GIVEN PROBLEM → Below is a block of records: output all of them exactly and leave out the pictures.

EXTRACTED ENTRIES →
* * * * * * *
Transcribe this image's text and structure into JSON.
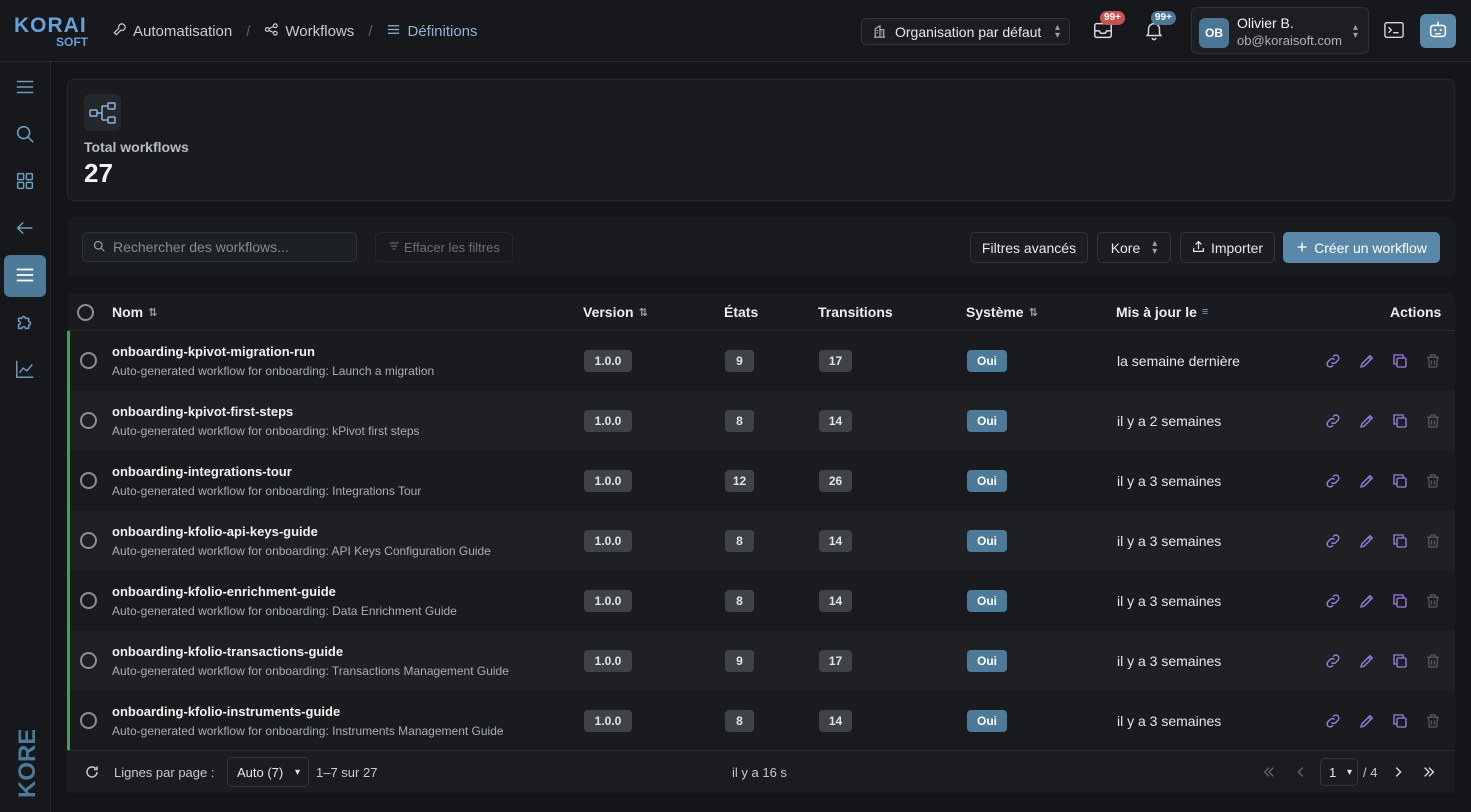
{
  "logo": {
    "top": "KORAI",
    "bottom": "SOFT"
  },
  "breadcrumb": [
    {
      "label": "Automatisation",
      "icon": "wrench-icon"
    },
    {
      "label": "Workflows",
      "icon": "share-icon"
    },
    {
      "label": "Définitions",
      "icon": "list-icon"
    }
  ],
  "breadcrumb_sep": "/",
  "org_selector": {
    "value": "Organisation par défaut"
  },
  "notifications": {
    "inbox_badge": "99+",
    "bell_badge": "99+"
  },
  "user": {
    "initials": "OB",
    "name": "Olivier B.",
    "email": "ob@koraisoft.com"
  },
  "sidebar": {
    "brand": "KORE"
  },
  "stats": {
    "label": "Total workflows",
    "value": "27"
  },
  "toolbar": {
    "search_placeholder": "Rechercher des workflows...",
    "clear_filters": "Effacer les filtres",
    "advanced_filters": "Filtres avancés",
    "source_filter": "Kore",
    "import": "Importer",
    "create": "Créer un workflow"
  },
  "table": {
    "columns": [
      "Nom",
      "Version",
      "États",
      "Transitions",
      "Système",
      "Mis à jour le",
      "Actions"
    ],
    "rows": [
      {
        "name": "onboarding-kpivot-migration-run",
        "desc": "Auto-generated workflow for onboarding: Launch a migration",
        "version": "1.0.0",
        "states": "9",
        "transitions": "17",
        "system": "Oui",
        "updated": "la semaine dernière"
      },
      {
        "name": "onboarding-kpivot-first-steps",
        "desc": "Auto-generated workflow for onboarding: kPivot first steps",
        "version": "1.0.0",
        "states": "8",
        "transitions": "14",
        "system": "Oui",
        "updated": "il y a 2 semaines"
      },
      {
        "name": "onboarding-integrations-tour",
        "desc": "Auto-generated workflow for onboarding: Integrations Tour",
        "version": "1.0.0",
        "states": "12",
        "transitions": "26",
        "system": "Oui",
        "updated": "il y a 3 semaines"
      },
      {
        "name": "onboarding-kfolio-api-keys-guide",
        "desc": "Auto-generated workflow for onboarding: API Keys Configuration Guide",
        "version": "1.0.0",
        "states": "8",
        "transitions": "14",
        "system": "Oui",
        "updated": "il y a 3 semaines"
      },
      {
        "name": "onboarding-kfolio-enrichment-guide",
        "desc": "Auto-generated workflow for onboarding: Data Enrichment Guide",
        "version": "1.0.0",
        "states": "8",
        "transitions": "14",
        "system": "Oui",
        "updated": "il y a 3 semaines"
      },
      {
        "name": "onboarding-kfolio-transactions-guide",
        "desc": "Auto-generated workflow for onboarding: Transactions Management Guide",
        "version": "1.0.0",
        "states": "9",
        "transitions": "17",
        "system": "Oui",
        "updated": "il y a 3 semaines"
      },
      {
        "name": "onboarding-kfolio-instruments-guide",
        "desc": "Auto-generated workflow for onboarding: Instruments Management Guide",
        "version": "1.0.0",
        "states": "8",
        "transitions": "14",
        "system": "Oui",
        "updated": "il y a 3 semaines"
      }
    ]
  },
  "footer": {
    "rows_label": "Lignes par page :",
    "rows_value": "Auto (7)",
    "range": "1–7 sur 27",
    "refreshed": "il y a 16 s",
    "page": "1",
    "total_pages": "/ 4"
  },
  "colors": {
    "accent": "#5a88a8",
    "system_badge": "#4d7a98",
    "row_marker": "#4b9a5a",
    "action_icon": "#9b7fe0",
    "danger_badge": "#c9514f"
  }
}
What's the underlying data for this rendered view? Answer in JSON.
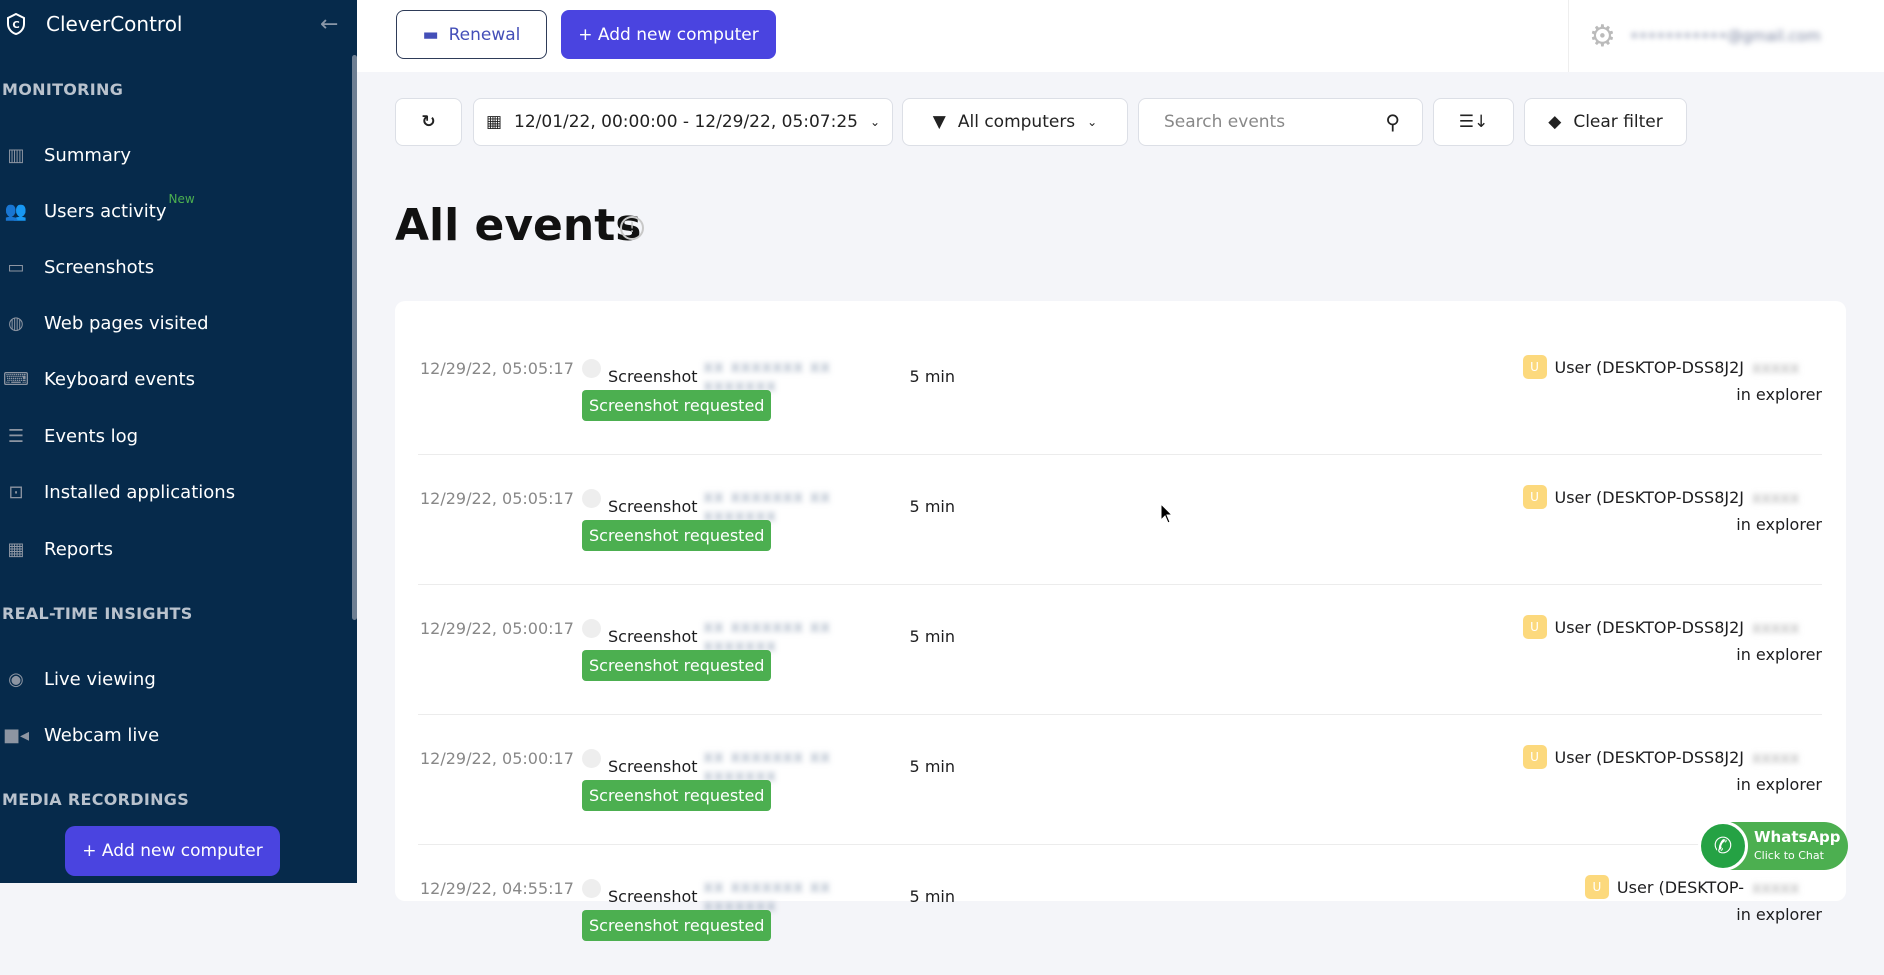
* * * * * * *
SOLUTION TO THE PROBLEM →
Transcribe this image's text and structure into JSON.
{
  "logo": {
    "top": "KORAI",
    "bottom": "SOFT"
  },
  "breadcrumb": [
    {
      "label": "Automatisation",
      "icon": "wrench-icon"
    },
    {
      "label": "Workflows",
      "icon": "share-icon"
    },
    {
      "label": "Définitions",
      "icon": "list-icon"
    }
  ],
  "breadcrumb_sep": "/",
  "org_selector": {
    "value": "Organisation par défaut"
  },
  "notifications": {
    "inbox_badge": "99+",
    "bell_badge": "99+"
  },
  "user": {
    "initials": "OB",
    "name": "Olivier B.",
    "email": "ob@koraisoft.com"
  },
  "sidebar": {
    "brand": "KORE"
  },
  "stats": {
    "label": "Total workflows",
    "value": "27"
  },
  "toolbar": {
    "search_placeholder": "Rechercher des workflows...",
    "clear_filters": "Effacer les filtres",
    "advanced_filters": "Filtres avancés",
    "source_filter": "Kore",
    "import": "Importer",
    "create": "Créer un workflow"
  },
  "table": {
    "columns": [
      "Nom",
      "Version",
      "États",
      "Transitions",
      "Système",
      "Mis à jour le",
      "Actions"
    ],
    "rows": [
      {
        "name": "onboarding-kpivot-migration-run",
        "desc": "Auto-generated workflow for onboarding: Launch a migration",
        "version": "1.0.0",
        "states": "9",
        "transitions": "17",
        "system": "Oui",
        "updated": "la semaine dernière"
      },
      {
        "name": "onboarding-kpivot-first-steps",
        "desc": "Auto-generated workflow for onboarding: kPivot first steps",
        "version": "1.0.0",
        "states": "8",
        "transitions": "14",
        "system": "Oui",
        "updated": "il y a 2 semaines"
      },
      {
        "name": "onboarding-integrations-tour",
        "desc": "Auto-generated workflow for onboarding: Integrations Tour",
        "version": "1.0.0",
        "states": "12",
        "transitions": "26",
        "system": "Oui",
        "updated": "il y a 3 semaines"
      },
      {
        "name": "onboarding-kfolio-api-keys-guide",
        "desc": "Auto-generated workflow for onboarding: API Keys Configuration Guide",
        "version": "1.0.0",
        "states": "8",
        "transitions": "14",
        "system": "Oui",
        "updated": "il y a 3 semaines"
      },
      {
        "name": "onboarding-kfolio-enrichment-guide",
        "desc": "Auto-generated workflow for onboarding: Data Enrichment Guide",
        "version": "1.0.0",
        "states": "8",
        "transitions": "14",
        "system": "Oui",
        "updated": "il y a 3 semaines"
      },
      {
        "name": "onboarding-kfolio-transactions-guide",
        "desc": "Auto-generated workflow for onboarding: Transactions Management Guide",
        "version": "1.0.0",
        "states": "9",
        "transitions": "17",
        "system": "Oui",
        "updated": "il y a 3 semaines"
      },
      {
        "name": "onboarding-kfolio-instruments-guide",
        "desc": "Auto-generated workflow for onboarding: Instruments Management Guide",
        "version": "1.0.0",
        "states": "8",
        "transitions": "14",
        "system": "Oui",
        "updated": "il y a 3 semaines"
      }
    ]
  },
  "footer": {
    "rows_label": "Lignes par page :",
    "rows_value": "Auto (7)",
    "range": "1–7 sur 27",
    "refreshed": "il y a 16 s",
    "page": "1",
    "total_pages": "/ 4"
  },
  "colors": {
    "accent": "#5a88a8",
    "system_badge": "#4d7a98",
    "row_marker": "#4b9a5a",
    "action_icon": "#9b7fe0",
    "danger_badge": "#c9514f"
  }
}
What's the underlying data for this rendered view? Answer in JSON.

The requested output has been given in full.